- [What the exercise asks]
Reproduce each of the records below character for character, with nothing changed.

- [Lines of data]

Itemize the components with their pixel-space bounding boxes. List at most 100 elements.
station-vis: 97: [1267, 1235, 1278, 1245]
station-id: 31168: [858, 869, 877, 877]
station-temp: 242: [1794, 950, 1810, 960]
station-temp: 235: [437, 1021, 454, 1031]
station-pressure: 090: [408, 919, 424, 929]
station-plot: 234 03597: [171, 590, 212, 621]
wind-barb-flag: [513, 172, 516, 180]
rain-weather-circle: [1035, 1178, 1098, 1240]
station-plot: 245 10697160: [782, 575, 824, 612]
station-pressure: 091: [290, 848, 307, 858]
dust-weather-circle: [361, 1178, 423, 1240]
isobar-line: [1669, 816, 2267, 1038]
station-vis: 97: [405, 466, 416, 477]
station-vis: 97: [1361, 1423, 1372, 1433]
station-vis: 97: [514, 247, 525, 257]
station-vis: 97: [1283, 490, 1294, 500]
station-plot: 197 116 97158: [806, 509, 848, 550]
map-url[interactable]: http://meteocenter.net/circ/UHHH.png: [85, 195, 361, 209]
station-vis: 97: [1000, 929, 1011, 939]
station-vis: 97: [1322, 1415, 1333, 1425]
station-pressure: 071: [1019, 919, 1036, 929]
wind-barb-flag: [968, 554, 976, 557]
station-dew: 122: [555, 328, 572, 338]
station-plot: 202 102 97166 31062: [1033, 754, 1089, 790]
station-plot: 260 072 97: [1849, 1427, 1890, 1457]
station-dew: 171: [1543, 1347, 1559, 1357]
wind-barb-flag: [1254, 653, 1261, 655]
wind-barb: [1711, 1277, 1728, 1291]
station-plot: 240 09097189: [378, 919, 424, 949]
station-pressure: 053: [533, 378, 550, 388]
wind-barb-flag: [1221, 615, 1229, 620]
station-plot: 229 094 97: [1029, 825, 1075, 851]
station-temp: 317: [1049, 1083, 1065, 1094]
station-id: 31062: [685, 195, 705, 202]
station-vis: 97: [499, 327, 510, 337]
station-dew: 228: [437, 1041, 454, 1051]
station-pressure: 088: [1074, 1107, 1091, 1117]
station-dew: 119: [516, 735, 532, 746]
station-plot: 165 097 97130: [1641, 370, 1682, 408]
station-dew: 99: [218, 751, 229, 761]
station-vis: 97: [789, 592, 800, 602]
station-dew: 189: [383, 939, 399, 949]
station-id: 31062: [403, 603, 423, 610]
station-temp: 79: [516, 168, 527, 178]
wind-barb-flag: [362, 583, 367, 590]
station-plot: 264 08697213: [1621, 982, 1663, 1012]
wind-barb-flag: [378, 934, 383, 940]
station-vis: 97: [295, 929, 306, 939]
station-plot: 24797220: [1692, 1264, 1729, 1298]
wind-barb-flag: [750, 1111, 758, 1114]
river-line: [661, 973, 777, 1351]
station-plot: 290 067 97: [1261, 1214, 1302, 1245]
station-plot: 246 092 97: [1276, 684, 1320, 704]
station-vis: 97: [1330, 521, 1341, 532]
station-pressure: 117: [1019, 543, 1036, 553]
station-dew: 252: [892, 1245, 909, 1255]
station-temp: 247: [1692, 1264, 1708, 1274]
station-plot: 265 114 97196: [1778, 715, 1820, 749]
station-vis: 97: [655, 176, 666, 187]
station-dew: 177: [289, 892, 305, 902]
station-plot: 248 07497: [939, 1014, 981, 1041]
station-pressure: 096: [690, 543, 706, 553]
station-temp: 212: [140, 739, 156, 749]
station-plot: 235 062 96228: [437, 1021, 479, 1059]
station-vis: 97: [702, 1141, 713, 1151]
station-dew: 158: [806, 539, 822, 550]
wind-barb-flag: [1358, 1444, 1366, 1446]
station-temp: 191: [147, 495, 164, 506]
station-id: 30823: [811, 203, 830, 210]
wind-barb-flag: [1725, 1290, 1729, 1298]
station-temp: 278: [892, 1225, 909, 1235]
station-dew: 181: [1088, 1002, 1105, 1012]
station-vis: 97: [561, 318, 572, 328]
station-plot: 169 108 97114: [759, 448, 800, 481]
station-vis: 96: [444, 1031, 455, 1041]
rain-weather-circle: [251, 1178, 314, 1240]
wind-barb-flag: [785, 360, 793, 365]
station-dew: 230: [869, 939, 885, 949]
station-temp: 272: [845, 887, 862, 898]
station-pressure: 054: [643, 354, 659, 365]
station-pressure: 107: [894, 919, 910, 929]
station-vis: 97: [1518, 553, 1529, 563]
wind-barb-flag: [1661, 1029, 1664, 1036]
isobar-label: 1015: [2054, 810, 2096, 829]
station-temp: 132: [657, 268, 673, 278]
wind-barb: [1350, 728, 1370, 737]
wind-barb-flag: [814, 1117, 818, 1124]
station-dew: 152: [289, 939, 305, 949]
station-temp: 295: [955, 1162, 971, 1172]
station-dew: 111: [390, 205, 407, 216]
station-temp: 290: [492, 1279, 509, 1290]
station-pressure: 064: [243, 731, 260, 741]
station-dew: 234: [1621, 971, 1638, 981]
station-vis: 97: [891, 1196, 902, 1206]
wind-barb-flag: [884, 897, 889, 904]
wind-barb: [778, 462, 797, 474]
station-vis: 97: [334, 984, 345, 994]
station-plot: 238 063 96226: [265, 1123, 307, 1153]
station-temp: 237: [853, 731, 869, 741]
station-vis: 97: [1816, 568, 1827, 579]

- [Exercise output]
Itemize the components with their pixel-space bounding boxes. List at most 100 elements.
station-vis: 97: [1267, 1235, 1278, 1245]
station-id: 31168: [858, 869, 877, 877]
station-temp: 242: [1794, 950, 1810, 960]
station-temp: 235: [437, 1021, 454, 1031]
station-pressure: 090: [408, 919, 424, 929]
station-plot: 234 03597: [171, 590, 212, 621]
wind-barb-flag: [513, 172, 516, 180]
rain-weather-circle: [1035, 1178, 1098, 1240]
station-plot: 245 10697160: [782, 575, 824, 612]
station-pressure: 091: [290, 848, 307, 858]
dust-weather-circle: [361, 1178, 423, 1240]
isobar-line: [1669, 816, 2267, 1038]
station-vis: 97: [405, 466, 416, 477]
station-vis: 97: [1361, 1423, 1372, 1433]
station-vis: 97: [514, 247, 525, 257]
station-vis: 97: [1283, 490, 1294, 500]
station-plot: 197 116 97158: [806, 509, 848, 550]
map-url[interactable]: http://meteocenter.net/circ/UHHH.png: [85, 195, 361, 209]
station-vis: 97: [1000, 929, 1011, 939]
station-vis: 97: [1322, 1415, 1333, 1425]
station-pressure: 071: [1019, 919, 1036, 929]
wind-barb-flag: [968, 554, 976, 557]
station-dew: 122: [555, 328, 572, 338]
station-plot: 202 102 97166 31062: [1033, 754, 1089, 790]
station-plot: 260 072 97: [1849, 1427, 1890, 1457]
station-dew: 171: [1543, 1347, 1559, 1357]
wind-barb-flag: [1254, 653, 1261, 655]
wind-barb: [1711, 1277, 1728, 1291]
station-plot: 240 09097189: [378, 919, 424, 949]
station-pressure: 053: [533, 378, 550, 388]
wind-barb-flag: [1221, 615, 1229, 620]
station-plot: 229 094 97: [1029, 825, 1075, 851]
station-temp: 317: [1049, 1083, 1065, 1094]
station-id: 31062: [685, 195, 705, 202]
station-vis: 97: [499, 327, 510, 337]
station-dew: 228: [437, 1041, 454, 1051]
station-pressure: 088: [1074, 1107, 1091, 1117]
station-dew: 119: [516, 735, 532, 746]
station-plot: 165 097 97130: [1641, 370, 1682, 408]
station-dew: 99: [218, 751, 229, 761]
station-vis: 97: [789, 592, 800, 602]
station-dew: 189: [383, 939, 399, 949]
station-id: 31062: [403, 603, 423, 610]
station-temp: 79: [516, 168, 527, 178]
wind-barb-flag: [362, 583, 367, 590]
station-plot: 264 08697213: [1621, 982, 1663, 1012]
wind-barb-flag: [378, 934, 383, 940]
station-vis: 97: [295, 929, 306, 939]
station-plot: 24797220: [1692, 1264, 1729, 1298]
wind-barb-flag: [750, 1111, 758, 1114]
river-line: [661, 973, 777, 1351]
station-plot: 290 067 97: [1261, 1214, 1302, 1245]
station-plot: 246 092 97: [1276, 684, 1320, 704]
station-vis: 97: [1330, 521, 1341, 532]
station-pressure: 117: [1019, 543, 1036, 553]
station-dew: 252: [892, 1245, 909, 1255]
station-temp: 247: [1692, 1264, 1708, 1274]
station-plot: 265 114 97196: [1778, 715, 1820, 749]
station-vis: 97: [655, 176, 666, 187]
station-dew: 177: [289, 892, 305, 902]
station-plot: 248 07497: [939, 1014, 981, 1041]
station-pressure: 096: [690, 543, 706, 553]
station-temp: 212: [140, 739, 156, 749]
station-plot: 235 062 96228: [437, 1021, 479, 1059]
station-vis: 97: [702, 1141, 713, 1151]
station-dew: 158: [806, 539, 822, 550]
wind-barb-flag: [1358, 1444, 1366, 1446]
station-temp: 191: [147, 495, 164, 506]
station-id: 30823: [811, 203, 830, 210]
wind-barb-flag: [1725, 1290, 1729, 1298]
station-temp: 278: [892, 1225, 909, 1235]
station-dew: 181: [1088, 1002, 1105, 1012]
station-vis: 97: [561, 318, 572, 328]
station-plot: 169 108 97114: [759, 448, 800, 481]
station-vis: 96: [444, 1031, 455, 1041]
rain-weather-circle: [251, 1178, 314, 1240]
wind-barb-flag: [785, 360, 793, 365]
station-dew: 230: [869, 939, 885, 949]
station-temp: 272: [845, 887, 862, 898]
station-pressure: 054: [643, 354, 659, 365]
station-pressure: 107: [894, 919, 910, 929]
station-vis: 97: [1518, 553, 1529, 563]
wind-barb-flag: [1661, 1029, 1664, 1036]
isobar-label: 1015: [2054, 810, 2096, 829]
station-temp: 132: [657, 268, 673, 278]
wind-barb: [1350, 728, 1370, 737]
wind-barb-flag: [814, 1117, 818, 1124]
station-dew: 152: [289, 939, 305, 949]
station-temp: 295: [955, 1162, 971, 1172]
station-dew: 111: [390, 205, 407, 216]
station-temp: 290: [492, 1279, 509, 1290]
station-pressure: 064: [243, 731, 260, 741]
station-dew: 234: [1621, 971, 1638, 981]
station-vis: 97: [891, 1196, 902, 1206]
wind-barb-flag: [884, 897, 889, 904]
wind-barb: [778, 462, 797, 474]
station-vis: 97: [334, 984, 345, 994]
station-plot: 238 063 96226: [265, 1123, 307, 1153]
station-temp: 237: [853, 731, 869, 741]
station-vis: 97: [1816, 568, 1827, 579]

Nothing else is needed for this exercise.